───── Task inputs ─────

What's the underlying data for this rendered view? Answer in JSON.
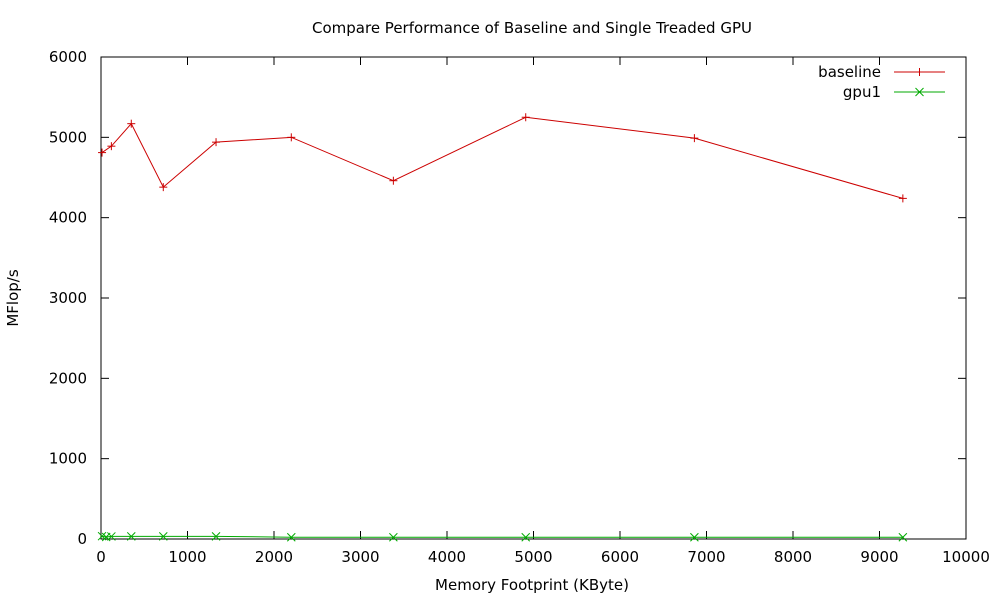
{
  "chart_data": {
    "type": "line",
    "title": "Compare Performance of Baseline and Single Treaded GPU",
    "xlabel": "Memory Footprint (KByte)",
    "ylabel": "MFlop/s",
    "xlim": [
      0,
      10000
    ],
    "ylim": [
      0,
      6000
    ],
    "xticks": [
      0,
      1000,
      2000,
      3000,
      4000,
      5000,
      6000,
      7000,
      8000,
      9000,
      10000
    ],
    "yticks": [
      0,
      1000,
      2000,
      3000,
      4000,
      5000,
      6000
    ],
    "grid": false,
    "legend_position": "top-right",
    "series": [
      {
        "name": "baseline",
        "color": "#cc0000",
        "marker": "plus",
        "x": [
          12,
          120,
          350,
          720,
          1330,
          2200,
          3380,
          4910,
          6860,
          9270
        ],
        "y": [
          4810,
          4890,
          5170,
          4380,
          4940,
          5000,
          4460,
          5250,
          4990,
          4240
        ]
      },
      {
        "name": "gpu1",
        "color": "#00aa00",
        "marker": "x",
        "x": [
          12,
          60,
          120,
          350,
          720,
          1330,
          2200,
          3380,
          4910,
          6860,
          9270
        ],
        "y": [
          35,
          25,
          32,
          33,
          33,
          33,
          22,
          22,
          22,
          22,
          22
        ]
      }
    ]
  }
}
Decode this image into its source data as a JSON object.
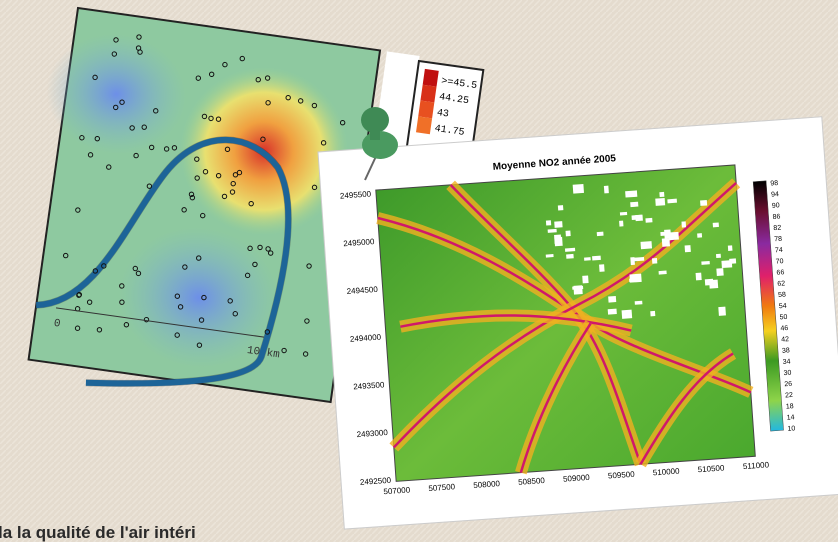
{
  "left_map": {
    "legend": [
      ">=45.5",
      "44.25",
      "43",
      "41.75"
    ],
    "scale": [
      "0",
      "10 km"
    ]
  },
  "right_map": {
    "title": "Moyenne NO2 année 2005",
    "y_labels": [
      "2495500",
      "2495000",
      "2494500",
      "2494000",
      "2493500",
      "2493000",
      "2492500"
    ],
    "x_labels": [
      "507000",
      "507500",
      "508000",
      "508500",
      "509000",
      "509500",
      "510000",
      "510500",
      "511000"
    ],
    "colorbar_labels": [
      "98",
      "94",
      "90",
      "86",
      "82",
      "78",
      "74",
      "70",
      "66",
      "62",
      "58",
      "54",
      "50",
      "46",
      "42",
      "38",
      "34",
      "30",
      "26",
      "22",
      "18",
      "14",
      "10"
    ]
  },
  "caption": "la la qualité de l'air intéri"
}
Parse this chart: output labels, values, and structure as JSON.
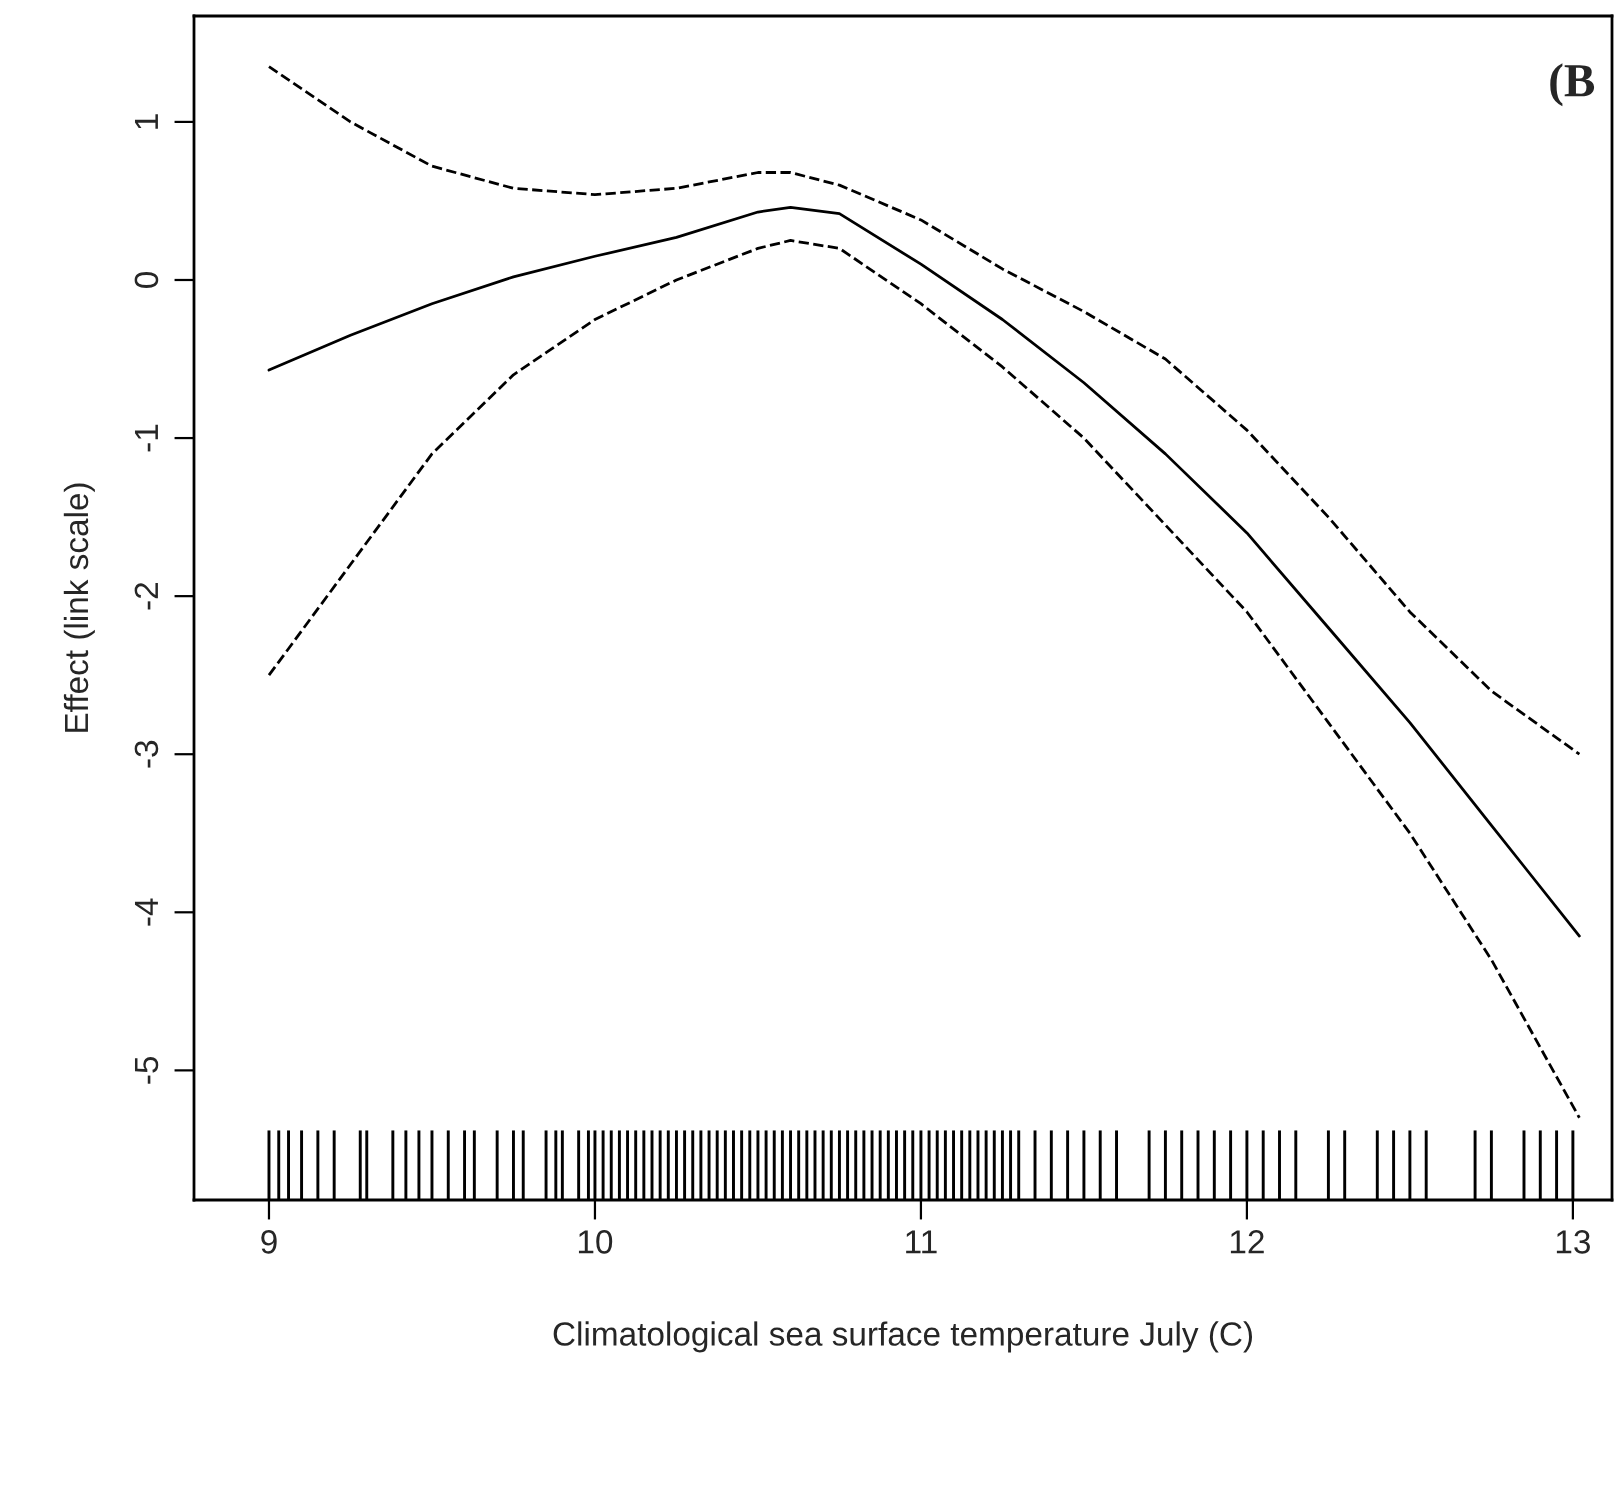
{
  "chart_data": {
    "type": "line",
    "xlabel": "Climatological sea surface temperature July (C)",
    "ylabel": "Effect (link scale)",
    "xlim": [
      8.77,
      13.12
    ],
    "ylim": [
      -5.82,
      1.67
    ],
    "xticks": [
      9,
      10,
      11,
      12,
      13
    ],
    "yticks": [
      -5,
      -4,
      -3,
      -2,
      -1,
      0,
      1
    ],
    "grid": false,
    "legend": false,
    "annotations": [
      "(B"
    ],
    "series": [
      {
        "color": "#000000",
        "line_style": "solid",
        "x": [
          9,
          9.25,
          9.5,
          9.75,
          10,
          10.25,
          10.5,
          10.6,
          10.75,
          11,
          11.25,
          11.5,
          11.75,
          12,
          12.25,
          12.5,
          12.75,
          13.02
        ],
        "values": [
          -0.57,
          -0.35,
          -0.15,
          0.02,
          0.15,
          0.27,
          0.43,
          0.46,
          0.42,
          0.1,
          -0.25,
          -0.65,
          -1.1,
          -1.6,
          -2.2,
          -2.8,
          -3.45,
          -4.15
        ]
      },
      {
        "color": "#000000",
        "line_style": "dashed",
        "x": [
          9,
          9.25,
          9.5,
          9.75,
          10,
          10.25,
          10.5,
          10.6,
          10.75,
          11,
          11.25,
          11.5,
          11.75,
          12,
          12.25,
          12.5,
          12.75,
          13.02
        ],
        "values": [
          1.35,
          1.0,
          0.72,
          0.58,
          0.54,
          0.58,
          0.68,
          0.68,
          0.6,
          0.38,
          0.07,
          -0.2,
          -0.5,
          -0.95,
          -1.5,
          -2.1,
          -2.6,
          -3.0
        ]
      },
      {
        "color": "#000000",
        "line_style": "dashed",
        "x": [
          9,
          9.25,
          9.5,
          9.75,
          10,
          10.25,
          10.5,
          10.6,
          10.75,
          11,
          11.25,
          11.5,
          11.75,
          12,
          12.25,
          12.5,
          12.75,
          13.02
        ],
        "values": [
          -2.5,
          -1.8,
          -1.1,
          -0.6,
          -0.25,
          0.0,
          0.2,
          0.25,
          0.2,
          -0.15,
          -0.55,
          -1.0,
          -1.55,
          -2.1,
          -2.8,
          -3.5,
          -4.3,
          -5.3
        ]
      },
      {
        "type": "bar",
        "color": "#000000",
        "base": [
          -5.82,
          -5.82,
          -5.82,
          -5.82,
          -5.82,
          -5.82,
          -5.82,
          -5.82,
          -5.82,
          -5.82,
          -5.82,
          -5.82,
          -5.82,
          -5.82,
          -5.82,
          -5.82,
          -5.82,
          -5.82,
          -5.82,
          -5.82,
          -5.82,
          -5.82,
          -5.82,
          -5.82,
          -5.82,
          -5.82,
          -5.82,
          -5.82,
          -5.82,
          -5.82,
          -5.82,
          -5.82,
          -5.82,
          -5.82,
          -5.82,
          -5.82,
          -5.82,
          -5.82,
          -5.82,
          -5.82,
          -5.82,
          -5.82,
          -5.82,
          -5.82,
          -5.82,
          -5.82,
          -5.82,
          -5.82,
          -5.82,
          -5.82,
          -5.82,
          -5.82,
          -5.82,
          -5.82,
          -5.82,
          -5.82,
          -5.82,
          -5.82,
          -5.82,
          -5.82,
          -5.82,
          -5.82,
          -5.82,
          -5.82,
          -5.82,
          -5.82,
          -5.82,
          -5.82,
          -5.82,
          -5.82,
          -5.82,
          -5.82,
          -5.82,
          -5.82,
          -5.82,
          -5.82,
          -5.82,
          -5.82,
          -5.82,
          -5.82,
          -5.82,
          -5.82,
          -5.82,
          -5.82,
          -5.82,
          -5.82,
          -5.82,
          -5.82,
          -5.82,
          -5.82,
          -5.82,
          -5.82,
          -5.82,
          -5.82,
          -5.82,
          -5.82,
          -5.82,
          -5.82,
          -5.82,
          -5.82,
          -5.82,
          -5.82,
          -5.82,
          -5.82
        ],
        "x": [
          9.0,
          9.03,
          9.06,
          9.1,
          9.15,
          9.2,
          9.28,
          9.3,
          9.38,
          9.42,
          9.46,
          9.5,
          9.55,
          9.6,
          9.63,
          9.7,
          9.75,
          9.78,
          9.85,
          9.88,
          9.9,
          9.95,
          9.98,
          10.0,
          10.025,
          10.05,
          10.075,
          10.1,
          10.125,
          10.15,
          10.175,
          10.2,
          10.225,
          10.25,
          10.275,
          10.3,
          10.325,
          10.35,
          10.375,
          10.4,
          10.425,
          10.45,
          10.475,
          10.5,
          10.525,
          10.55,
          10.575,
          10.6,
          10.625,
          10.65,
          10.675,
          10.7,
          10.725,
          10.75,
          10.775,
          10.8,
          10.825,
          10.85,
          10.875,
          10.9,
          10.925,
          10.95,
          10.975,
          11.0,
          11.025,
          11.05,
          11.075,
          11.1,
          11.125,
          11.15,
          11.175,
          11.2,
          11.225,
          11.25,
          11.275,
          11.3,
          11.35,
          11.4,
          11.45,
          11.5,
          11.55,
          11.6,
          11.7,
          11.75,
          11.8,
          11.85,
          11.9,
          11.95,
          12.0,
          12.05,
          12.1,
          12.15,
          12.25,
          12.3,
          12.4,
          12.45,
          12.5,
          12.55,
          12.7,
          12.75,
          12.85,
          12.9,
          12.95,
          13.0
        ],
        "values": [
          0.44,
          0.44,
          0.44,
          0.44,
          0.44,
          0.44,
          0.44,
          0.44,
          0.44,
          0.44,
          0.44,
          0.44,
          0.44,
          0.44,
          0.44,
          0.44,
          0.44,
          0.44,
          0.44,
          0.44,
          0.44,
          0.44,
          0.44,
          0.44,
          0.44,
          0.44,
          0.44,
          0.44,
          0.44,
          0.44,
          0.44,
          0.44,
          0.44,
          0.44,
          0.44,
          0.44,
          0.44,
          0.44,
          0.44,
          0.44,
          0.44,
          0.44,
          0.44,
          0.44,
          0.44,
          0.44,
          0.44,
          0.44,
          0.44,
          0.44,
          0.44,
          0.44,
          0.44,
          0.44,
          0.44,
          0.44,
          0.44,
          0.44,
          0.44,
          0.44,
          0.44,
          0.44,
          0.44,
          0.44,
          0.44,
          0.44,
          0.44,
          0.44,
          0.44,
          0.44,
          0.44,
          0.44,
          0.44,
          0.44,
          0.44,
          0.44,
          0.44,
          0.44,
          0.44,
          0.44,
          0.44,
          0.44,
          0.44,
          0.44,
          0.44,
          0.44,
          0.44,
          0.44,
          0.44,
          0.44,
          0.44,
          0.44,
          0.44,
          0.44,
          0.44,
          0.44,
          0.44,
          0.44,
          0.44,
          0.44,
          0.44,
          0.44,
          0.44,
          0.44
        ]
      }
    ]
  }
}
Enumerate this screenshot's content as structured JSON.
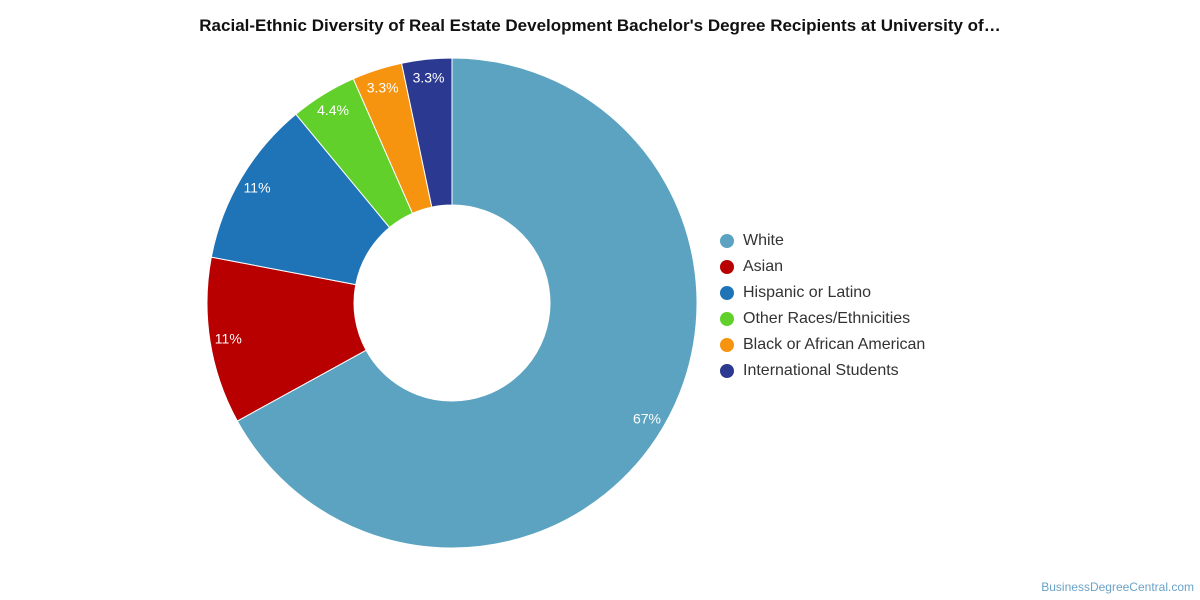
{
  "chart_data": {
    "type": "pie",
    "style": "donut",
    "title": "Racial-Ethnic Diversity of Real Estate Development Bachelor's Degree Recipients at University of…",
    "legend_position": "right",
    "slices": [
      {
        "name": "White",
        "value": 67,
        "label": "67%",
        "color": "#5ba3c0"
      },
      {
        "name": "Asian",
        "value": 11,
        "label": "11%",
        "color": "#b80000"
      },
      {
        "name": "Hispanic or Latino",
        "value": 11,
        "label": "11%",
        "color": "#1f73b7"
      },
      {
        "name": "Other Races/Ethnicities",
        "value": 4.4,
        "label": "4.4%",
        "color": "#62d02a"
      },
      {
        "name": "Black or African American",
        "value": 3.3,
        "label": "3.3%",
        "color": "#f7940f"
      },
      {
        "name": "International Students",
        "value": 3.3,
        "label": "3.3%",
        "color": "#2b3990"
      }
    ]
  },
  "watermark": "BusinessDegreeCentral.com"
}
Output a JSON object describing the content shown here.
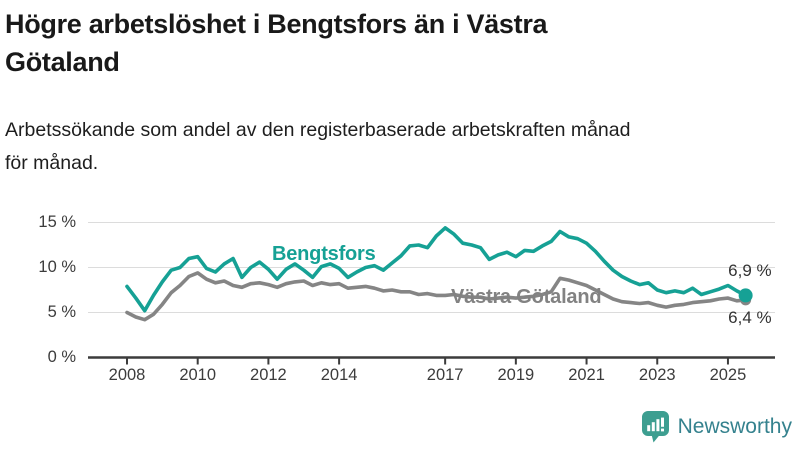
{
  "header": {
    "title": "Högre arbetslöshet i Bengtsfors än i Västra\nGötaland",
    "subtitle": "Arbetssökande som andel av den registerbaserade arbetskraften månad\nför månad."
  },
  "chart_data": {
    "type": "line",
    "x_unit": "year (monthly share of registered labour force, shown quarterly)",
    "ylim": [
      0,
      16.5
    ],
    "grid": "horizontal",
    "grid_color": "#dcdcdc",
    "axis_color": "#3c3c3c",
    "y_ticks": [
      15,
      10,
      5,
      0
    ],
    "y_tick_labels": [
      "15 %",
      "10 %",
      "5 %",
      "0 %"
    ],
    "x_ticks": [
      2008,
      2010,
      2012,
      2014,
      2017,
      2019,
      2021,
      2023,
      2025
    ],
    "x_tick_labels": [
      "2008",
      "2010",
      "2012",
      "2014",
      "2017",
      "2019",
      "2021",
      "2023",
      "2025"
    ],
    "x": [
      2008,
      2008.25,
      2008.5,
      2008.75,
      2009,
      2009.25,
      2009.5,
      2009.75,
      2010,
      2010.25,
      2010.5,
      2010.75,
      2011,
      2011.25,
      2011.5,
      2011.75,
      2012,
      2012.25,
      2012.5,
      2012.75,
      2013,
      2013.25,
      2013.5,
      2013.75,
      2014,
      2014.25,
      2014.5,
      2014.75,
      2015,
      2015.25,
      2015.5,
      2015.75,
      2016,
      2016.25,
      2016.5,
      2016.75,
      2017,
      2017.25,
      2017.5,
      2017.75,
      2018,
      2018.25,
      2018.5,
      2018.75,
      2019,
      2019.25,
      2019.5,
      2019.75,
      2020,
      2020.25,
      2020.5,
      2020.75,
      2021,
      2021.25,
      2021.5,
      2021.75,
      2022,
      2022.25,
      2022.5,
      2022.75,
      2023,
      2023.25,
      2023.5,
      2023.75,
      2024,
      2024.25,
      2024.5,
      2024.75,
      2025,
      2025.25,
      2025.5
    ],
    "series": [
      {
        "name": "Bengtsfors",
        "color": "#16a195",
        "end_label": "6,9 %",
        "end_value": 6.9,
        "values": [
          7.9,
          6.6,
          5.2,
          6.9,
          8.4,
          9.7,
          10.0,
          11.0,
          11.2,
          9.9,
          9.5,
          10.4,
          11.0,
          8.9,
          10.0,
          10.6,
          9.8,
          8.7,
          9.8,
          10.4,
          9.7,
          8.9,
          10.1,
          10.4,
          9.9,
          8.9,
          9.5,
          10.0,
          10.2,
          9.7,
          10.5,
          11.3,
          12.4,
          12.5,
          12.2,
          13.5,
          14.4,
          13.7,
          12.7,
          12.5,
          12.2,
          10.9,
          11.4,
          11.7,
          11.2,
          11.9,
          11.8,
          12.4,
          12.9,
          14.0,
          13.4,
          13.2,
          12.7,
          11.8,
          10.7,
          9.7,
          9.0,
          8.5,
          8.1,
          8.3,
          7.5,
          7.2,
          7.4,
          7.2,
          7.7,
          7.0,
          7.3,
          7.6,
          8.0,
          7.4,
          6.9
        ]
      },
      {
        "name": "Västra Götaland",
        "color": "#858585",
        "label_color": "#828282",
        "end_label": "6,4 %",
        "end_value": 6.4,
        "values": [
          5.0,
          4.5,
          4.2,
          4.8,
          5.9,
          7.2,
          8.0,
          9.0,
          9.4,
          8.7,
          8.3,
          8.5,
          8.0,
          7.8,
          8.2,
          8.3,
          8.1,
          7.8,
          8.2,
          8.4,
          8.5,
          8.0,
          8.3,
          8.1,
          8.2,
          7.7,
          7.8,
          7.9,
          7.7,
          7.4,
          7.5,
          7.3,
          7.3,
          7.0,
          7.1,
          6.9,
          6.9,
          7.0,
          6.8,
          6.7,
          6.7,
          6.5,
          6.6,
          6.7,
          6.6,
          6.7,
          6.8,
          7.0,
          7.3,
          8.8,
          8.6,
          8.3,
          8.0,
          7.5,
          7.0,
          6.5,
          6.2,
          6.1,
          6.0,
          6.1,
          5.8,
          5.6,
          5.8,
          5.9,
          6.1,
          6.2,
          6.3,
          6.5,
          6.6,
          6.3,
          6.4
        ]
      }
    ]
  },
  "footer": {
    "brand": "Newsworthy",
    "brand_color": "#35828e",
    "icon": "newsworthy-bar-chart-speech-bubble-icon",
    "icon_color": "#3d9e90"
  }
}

─────

Identify the lines above with the word "object". Copy them.

Decode this image into its source data as a JSON object.
Output a JSON object describing the content shown here.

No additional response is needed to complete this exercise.